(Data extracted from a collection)
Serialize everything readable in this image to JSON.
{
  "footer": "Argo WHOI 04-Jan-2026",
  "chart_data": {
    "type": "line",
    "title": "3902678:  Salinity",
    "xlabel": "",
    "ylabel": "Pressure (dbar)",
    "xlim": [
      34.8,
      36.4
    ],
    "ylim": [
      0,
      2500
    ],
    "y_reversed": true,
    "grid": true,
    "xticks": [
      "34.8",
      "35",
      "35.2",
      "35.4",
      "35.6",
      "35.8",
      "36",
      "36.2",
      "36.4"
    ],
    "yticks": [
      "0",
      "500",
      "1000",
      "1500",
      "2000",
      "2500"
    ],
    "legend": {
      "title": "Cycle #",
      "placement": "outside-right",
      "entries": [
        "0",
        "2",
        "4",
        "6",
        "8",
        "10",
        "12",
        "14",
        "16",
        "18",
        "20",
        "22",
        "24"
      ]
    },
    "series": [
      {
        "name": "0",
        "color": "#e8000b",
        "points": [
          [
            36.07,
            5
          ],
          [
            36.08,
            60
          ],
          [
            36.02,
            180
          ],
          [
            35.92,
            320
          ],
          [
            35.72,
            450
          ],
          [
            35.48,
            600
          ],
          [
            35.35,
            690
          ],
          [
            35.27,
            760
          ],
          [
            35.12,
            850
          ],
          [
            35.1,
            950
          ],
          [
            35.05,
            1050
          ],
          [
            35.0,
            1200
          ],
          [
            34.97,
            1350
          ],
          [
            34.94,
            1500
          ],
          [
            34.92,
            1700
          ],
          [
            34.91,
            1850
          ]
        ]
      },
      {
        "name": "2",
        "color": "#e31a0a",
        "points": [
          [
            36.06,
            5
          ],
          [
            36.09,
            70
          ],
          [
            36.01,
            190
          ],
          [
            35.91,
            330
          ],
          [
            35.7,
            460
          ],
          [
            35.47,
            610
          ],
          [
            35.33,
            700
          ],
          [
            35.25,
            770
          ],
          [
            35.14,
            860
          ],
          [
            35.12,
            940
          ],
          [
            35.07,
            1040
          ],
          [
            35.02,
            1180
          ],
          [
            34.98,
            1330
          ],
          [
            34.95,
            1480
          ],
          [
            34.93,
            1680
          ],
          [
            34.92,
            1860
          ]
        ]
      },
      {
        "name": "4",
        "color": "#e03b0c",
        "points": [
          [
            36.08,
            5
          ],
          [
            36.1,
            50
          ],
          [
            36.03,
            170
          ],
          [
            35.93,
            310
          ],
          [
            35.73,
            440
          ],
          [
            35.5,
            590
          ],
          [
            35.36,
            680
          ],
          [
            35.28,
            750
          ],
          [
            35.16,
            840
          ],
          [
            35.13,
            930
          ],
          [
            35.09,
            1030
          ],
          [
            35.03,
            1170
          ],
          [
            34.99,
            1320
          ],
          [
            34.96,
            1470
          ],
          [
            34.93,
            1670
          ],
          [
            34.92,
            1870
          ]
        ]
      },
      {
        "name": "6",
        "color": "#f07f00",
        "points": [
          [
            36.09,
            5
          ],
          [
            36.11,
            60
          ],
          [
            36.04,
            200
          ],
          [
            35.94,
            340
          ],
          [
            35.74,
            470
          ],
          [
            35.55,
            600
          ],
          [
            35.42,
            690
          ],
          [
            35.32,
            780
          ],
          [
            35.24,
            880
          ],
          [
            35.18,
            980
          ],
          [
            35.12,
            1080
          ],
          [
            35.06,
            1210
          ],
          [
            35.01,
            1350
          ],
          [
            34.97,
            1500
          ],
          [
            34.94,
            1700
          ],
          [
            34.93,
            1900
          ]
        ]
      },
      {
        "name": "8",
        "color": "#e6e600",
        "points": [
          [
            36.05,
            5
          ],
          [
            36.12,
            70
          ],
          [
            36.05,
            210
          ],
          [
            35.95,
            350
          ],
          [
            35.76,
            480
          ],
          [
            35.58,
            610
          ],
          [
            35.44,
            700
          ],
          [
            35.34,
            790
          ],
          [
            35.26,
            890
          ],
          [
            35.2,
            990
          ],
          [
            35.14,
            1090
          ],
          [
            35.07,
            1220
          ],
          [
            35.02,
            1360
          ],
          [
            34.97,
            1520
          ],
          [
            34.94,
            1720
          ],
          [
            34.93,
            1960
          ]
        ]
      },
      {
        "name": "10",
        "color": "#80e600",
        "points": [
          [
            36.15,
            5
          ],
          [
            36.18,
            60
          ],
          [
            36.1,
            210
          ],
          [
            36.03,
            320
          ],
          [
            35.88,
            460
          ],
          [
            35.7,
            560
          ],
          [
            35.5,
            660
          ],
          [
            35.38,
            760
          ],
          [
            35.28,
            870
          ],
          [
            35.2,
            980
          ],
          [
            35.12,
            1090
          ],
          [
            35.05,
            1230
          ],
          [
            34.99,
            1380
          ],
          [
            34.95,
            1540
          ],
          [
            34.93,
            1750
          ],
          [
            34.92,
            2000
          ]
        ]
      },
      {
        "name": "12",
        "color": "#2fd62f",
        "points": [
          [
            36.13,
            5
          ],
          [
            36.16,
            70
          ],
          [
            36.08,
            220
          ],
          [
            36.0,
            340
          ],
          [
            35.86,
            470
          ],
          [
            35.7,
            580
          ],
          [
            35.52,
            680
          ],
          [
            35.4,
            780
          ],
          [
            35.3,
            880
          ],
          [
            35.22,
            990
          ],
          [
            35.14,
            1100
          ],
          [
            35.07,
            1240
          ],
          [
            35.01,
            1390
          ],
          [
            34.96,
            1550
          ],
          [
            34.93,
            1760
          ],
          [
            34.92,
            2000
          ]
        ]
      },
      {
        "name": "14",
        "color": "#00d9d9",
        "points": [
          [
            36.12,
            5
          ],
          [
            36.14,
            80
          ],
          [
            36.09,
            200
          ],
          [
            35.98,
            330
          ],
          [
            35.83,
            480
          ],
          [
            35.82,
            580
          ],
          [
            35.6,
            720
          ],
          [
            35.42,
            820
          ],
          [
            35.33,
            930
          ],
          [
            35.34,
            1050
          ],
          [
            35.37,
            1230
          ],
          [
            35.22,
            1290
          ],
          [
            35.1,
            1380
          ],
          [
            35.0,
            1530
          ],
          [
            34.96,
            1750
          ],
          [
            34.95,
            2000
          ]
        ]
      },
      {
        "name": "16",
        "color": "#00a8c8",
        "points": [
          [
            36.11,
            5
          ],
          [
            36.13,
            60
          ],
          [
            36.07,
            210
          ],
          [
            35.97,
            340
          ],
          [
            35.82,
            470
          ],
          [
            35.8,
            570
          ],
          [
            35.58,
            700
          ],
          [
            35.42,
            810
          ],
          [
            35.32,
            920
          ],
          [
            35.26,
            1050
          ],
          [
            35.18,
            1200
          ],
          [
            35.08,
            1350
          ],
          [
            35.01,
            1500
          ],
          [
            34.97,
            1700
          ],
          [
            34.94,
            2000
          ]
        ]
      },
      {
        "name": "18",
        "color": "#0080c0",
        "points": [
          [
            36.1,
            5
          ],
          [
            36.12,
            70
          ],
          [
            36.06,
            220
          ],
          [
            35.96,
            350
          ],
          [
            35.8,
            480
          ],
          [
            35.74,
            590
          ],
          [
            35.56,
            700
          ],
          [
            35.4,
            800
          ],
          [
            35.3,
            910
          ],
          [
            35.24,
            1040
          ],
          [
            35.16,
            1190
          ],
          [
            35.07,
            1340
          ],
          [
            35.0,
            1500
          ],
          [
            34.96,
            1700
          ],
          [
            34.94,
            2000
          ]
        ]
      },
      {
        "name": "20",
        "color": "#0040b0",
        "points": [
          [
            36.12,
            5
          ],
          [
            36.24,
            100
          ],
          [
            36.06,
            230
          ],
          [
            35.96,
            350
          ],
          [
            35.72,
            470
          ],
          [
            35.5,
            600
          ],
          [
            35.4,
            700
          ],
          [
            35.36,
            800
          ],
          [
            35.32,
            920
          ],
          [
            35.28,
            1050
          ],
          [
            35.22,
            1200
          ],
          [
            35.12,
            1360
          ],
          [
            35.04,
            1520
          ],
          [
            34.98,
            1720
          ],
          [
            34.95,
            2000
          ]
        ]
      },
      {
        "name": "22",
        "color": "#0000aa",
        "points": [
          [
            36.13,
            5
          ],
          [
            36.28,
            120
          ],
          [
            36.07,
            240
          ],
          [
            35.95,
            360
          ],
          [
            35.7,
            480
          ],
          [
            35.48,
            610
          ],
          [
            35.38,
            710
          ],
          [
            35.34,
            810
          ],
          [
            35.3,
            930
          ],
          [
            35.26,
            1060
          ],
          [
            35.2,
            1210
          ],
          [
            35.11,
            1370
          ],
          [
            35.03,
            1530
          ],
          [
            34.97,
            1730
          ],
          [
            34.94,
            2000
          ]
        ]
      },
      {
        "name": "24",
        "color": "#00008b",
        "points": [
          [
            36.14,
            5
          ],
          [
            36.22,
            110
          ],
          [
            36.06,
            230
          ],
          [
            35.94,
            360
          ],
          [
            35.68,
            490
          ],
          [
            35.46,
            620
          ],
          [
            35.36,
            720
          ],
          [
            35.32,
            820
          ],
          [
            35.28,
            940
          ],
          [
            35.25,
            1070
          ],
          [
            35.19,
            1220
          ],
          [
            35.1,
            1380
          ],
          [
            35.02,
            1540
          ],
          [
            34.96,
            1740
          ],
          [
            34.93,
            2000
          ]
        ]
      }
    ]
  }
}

WHAT THE TASK REQUIRES: Report how many lines of the listing hold the string "title", giving only the number.

SOLUTION: 2